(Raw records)
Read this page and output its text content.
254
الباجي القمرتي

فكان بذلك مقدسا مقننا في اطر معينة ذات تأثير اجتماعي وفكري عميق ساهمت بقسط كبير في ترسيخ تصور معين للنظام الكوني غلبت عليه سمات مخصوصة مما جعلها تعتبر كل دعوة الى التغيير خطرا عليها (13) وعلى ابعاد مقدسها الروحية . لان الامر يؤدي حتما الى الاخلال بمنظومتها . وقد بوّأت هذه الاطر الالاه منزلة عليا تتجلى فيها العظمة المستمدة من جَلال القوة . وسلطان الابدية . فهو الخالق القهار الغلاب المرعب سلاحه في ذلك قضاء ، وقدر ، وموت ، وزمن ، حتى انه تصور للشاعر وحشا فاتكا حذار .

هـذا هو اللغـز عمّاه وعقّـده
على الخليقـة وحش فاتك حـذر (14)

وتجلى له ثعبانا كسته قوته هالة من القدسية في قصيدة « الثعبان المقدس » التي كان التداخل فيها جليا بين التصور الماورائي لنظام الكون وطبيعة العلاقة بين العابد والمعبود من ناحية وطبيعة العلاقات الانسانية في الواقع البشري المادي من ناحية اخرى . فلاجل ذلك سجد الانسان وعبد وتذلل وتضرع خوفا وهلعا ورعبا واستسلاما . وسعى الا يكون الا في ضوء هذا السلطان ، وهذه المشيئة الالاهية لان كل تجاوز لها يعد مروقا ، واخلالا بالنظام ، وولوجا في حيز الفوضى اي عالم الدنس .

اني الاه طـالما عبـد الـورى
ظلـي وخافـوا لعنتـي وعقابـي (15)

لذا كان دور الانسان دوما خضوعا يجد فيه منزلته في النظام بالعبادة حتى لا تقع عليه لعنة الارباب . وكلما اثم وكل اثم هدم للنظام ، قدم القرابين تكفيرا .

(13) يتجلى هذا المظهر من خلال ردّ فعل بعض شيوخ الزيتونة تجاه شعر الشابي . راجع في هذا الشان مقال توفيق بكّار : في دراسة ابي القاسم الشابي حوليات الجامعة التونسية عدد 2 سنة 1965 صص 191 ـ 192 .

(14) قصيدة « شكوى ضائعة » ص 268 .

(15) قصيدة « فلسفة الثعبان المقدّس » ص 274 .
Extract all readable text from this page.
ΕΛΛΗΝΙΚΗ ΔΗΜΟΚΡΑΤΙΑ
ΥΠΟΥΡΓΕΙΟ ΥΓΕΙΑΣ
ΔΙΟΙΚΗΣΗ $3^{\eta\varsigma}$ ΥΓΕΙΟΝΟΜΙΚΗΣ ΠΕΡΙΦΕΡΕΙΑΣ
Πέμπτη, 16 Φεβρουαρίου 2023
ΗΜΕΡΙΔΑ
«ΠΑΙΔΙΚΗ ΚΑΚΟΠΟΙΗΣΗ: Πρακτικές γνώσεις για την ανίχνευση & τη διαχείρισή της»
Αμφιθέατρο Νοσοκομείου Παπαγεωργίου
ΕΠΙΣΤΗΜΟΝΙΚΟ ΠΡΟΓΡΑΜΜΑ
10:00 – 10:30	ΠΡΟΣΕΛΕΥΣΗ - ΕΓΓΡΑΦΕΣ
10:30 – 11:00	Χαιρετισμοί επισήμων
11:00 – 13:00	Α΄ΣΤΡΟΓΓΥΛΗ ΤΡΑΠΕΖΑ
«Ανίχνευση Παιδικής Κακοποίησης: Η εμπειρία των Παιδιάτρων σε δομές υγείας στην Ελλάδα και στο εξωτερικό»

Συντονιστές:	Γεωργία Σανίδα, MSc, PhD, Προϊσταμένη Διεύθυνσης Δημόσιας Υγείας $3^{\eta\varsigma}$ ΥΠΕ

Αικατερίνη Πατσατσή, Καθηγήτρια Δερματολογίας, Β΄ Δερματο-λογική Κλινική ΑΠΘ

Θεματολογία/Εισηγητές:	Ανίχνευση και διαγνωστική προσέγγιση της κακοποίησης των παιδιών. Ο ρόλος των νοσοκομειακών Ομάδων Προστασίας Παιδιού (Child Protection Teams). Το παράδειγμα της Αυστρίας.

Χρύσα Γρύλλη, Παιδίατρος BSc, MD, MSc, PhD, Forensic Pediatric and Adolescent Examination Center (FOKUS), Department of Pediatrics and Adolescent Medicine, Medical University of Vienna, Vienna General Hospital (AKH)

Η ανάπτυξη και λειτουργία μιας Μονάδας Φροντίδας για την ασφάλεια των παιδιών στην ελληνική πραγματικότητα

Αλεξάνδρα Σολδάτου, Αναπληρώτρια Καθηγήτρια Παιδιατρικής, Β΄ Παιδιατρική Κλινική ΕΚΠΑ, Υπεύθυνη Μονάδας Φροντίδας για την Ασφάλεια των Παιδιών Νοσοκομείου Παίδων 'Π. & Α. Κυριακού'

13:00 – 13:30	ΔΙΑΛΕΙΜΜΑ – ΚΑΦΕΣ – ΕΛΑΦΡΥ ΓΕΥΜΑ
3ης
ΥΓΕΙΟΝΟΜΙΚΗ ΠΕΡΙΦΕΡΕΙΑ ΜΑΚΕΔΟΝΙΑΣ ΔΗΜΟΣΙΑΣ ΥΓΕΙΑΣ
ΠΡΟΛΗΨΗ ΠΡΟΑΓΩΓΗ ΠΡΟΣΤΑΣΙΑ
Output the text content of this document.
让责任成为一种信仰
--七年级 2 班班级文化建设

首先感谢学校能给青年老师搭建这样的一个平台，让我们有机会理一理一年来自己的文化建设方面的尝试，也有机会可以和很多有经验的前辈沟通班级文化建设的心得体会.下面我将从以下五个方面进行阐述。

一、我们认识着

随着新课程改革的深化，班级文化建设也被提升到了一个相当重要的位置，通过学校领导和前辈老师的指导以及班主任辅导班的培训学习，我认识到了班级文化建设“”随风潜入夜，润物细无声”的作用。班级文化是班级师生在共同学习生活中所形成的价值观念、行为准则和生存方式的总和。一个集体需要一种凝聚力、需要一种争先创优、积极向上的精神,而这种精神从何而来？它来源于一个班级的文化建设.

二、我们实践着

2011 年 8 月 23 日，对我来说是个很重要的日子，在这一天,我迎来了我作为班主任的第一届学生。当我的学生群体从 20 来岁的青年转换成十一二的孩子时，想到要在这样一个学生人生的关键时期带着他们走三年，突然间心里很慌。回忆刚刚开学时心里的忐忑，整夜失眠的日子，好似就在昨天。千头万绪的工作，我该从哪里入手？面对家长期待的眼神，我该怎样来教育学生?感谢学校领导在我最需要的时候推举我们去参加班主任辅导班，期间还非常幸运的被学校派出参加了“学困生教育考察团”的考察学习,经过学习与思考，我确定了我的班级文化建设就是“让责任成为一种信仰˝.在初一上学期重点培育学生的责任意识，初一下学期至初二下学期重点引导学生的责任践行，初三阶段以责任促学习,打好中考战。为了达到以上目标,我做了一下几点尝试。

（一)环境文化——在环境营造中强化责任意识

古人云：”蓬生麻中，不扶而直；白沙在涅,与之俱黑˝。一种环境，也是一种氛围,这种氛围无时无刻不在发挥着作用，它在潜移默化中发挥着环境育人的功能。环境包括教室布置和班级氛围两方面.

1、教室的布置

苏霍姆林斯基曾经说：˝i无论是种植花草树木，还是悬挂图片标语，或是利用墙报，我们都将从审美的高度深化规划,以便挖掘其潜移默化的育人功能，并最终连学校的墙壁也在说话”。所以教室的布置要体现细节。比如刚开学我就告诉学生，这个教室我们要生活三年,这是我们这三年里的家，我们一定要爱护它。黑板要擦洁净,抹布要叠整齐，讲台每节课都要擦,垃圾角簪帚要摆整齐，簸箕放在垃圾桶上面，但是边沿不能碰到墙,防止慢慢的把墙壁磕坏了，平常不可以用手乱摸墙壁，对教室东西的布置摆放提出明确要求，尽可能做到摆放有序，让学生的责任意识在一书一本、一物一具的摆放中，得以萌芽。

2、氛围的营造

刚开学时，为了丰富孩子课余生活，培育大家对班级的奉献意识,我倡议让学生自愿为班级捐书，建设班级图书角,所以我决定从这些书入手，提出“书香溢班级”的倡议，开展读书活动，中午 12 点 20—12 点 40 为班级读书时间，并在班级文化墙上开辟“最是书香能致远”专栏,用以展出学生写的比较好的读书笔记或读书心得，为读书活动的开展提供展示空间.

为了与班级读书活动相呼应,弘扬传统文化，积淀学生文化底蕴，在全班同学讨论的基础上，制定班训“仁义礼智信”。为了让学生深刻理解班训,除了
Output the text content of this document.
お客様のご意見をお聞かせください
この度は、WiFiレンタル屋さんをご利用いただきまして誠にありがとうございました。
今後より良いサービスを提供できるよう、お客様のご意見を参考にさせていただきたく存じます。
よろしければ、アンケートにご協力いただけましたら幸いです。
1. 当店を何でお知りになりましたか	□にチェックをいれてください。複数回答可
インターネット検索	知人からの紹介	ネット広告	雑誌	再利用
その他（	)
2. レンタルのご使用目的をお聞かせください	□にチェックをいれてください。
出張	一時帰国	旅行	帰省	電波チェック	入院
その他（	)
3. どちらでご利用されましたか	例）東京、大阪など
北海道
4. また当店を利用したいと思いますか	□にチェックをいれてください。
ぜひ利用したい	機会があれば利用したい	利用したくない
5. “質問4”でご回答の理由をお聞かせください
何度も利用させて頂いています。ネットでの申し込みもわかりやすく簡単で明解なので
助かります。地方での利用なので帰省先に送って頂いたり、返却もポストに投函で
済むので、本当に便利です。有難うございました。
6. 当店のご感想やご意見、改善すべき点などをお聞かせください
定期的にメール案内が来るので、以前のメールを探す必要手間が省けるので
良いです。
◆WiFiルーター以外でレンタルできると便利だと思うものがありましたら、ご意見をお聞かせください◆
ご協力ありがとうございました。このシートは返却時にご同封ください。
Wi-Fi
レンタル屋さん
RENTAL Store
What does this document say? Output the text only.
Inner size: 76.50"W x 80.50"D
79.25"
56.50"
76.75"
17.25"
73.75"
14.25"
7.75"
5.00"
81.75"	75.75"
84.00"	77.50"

### What to do
Check the data for the word "this" and pull out the lines that have it.

### The reply
Read this page and output its text content.
Extract all readable text from this page.
Output the text content of this document.
Output the text content of this document.
What does this document say? Output the text only.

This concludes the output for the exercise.